■ **THE RECORDS**

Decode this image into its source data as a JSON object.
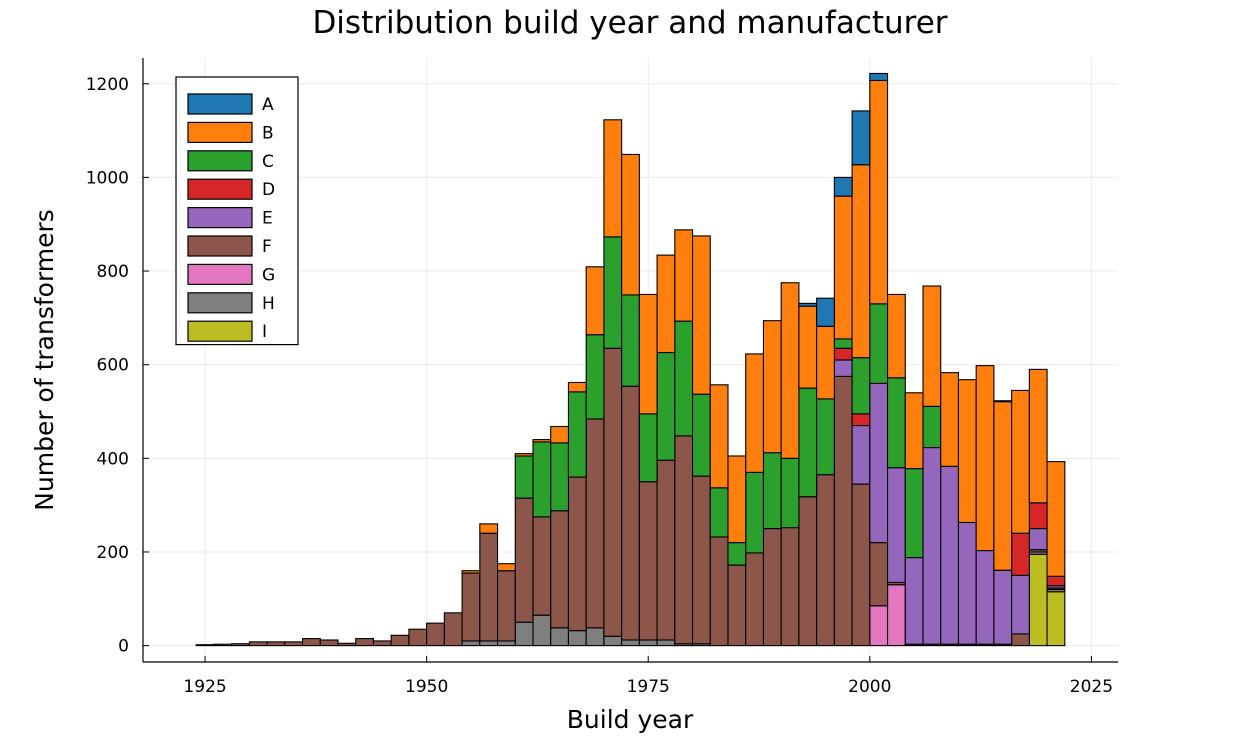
{
  "chart_data": {
    "type": "bar",
    "stacked": true,
    "title": "Distribution build year and manufacturer",
    "xlabel": "Build year",
    "ylabel": "Number of transformers",
    "xlim": [
      1918,
      2028
    ],
    "ylim": [
      -35,
      1255
    ],
    "xticks": [
      1925,
      1950,
      1975,
      2000,
      2025
    ],
    "yticks": [
      0,
      200,
      400,
      600,
      800,
      1000,
      1200
    ],
    "grid": true,
    "legend_position": "top-left",
    "bin_width": 2,
    "x": [
      1925,
      1927,
      1929,
      1931,
      1933,
      1935,
      1937,
      1939,
      1941,
      1943,
      1945,
      1947,
      1949,
      1951,
      1953,
      1955,
      1957,
      1959,
      1961,
      1963,
      1965,
      1967,
      1969,
      1971,
      1973,
      1975,
      1977,
      1979,
      1981,
      1983,
      1985,
      1987,
      1989,
      1991,
      1993,
      1995,
      1997,
      1999,
      2001,
      2003,
      2005,
      2007,
      2009,
      2011,
      2013,
      2015,
      2017,
      2019,
      2021
    ],
    "series": [
      {
        "name": "I",
        "color": "#bcbd22",
        "values": [
          0,
          0,
          0,
          0,
          0,
          0,
          0,
          0,
          0,
          0,
          0,
          0,
          0,
          0,
          0,
          0,
          0,
          0,
          0,
          0,
          0,
          0,
          0,
          0,
          0,
          0,
          0,
          0,
          0,
          0,
          0,
          0,
          0,
          0,
          0,
          0,
          0,
          0,
          0,
          0,
          0,
          0,
          0,
          0,
          0,
          0,
          0,
          195,
          115
        ]
      },
      {
        "name": "H",
        "color": "#7f7f7f",
        "values": [
          0,
          0,
          0,
          0,
          0,
          0,
          0,
          0,
          0,
          0,
          0,
          0,
          0,
          0,
          0,
          10,
          10,
          10,
          50,
          65,
          38,
          32,
          38,
          20,
          12,
          12,
          12,
          4,
          4,
          0,
          0,
          0,
          0,
          0,
          0,
          0,
          0,
          0,
          0,
          0,
          0,
          0,
          0,
          0,
          0,
          0,
          0,
          5,
          5
        ]
      },
      {
        "name": "G",
        "color": "#e377c2",
        "values": [
          0,
          0,
          0,
          0,
          0,
          0,
          0,
          0,
          0,
          0,
          0,
          0,
          0,
          0,
          0,
          0,
          0,
          0,
          0,
          0,
          0,
          0,
          0,
          0,
          0,
          0,
          0,
          0,
          0,
          0,
          0,
          0,
          0,
          0,
          0,
          0,
          0,
          0,
          85,
          130,
          0,
          0,
          0,
          0,
          0,
          0,
          0,
          0,
          0
        ]
      },
      {
        "name": "F",
        "color": "#8c564b",
        "values": [
          2,
          3,
          4,
          8,
          8,
          8,
          15,
          12,
          5,
          15,
          10,
          22,
          35,
          48,
          70,
          145,
          230,
          150,
          265,
          210,
          250,
          328,
          446,
          615,
          542,
          338,
          384,
          444,
          358,
          232,
          172,
          198,
          250,
          252,
          318,
          365,
          575,
          345,
          135,
          5,
          3,
          3,
          3,
          3,
          3,
          3,
          25,
          5,
          3
        ]
      },
      {
        "name": "E",
        "color": "#9467bd",
        "values": [
          0,
          0,
          0,
          0,
          0,
          0,
          0,
          0,
          0,
          0,
          0,
          0,
          0,
          0,
          0,
          0,
          0,
          0,
          0,
          0,
          0,
          0,
          0,
          0,
          0,
          0,
          0,
          0,
          0,
          0,
          0,
          0,
          0,
          0,
          0,
          0,
          35,
          125,
          340,
          245,
          185,
          420,
          380,
          260,
          200,
          158,
          125,
          45,
          5
        ]
      },
      {
        "name": "D",
        "color": "#d62728",
        "values": [
          0,
          0,
          0,
          0,
          0,
          0,
          0,
          0,
          0,
          0,
          0,
          0,
          0,
          0,
          0,
          0,
          0,
          0,
          0,
          0,
          0,
          0,
          0,
          0,
          0,
          0,
          0,
          0,
          0,
          0,
          0,
          0,
          0,
          0,
          0,
          0,
          25,
          25,
          0,
          0,
          0,
          0,
          0,
          0,
          0,
          0,
          90,
          55,
          20
        ]
      },
      {
        "name": "C",
        "color": "#2ca02c",
        "values": [
          0,
          0,
          0,
          0,
          0,
          0,
          0,
          0,
          0,
          0,
          0,
          0,
          0,
          0,
          0,
          0,
          0,
          0,
          90,
          160,
          145,
          182,
          180,
          238,
          195,
          145,
          230,
          245,
          175,
          105,
          48,
          172,
          162,
          148,
          232,
          162,
          20,
          120,
          170,
          192,
          190,
          88,
          0,
          0,
          0,
          0,
          0,
          0,
          0
        ]
      },
      {
        "name": "B",
        "color": "#ff7f0e",
        "values": [
          0,
          0,
          0,
          0,
          0,
          0,
          0,
          0,
          0,
          0,
          0,
          0,
          0,
          0,
          0,
          5,
          20,
          15,
          5,
          5,
          35,
          20,
          145,
          250,
          300,
          255,
          208,
          195,
          338,
          220,
          185,
          253,
          282,
          375,
          175,
          155,
          305,
          412,
          477,
          178,
          162,
          257,
          200,
          305,
          395,
          360,
          305,
          285,
          245
        ]
      },
      {
        "name": "A",
        "color": "#1f77b4",
        "values": [
          0,
          0,
          0,
          0,
          0,
          0,
          0,
          0,
          0,
          0,
          0,
          0,
          0,
          0,
          0,
          0,
          0,
          0,
          0,
          0,
          0,
          0,
          0,
          0,
          0,
          0,
          0,
          0,
          0,
          0,
          0,
          0,
          0,
          0,
          6,
          60,
          40,
          115,
          15,
          0,
          0,
          0,
          0,
          0,
          0,
          2,
          0,
          0,
          0
        ]
      }
    ],
    "legend_order": [
      "A",
      "B",
      "C",
      "D",
      "E",
      "F",
      "G",
      "H",
      "I"
    ]
  },
  "style": {
    "edge_color": "#000000",
    "grid_color": "#ebebeb",
    "background": "#ffffff"
  }
}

■ **TASK REQUIREMENTS**
Copy out all lines where the word "name" appears.

■ **ANSWER BELOW**
        "name": "I",
        "name": "H",
        "name": "G",
        "name": "F",
        "name": "E",
        "name": "D",
        "name": "C",
        "name": "B",
        "name": "A",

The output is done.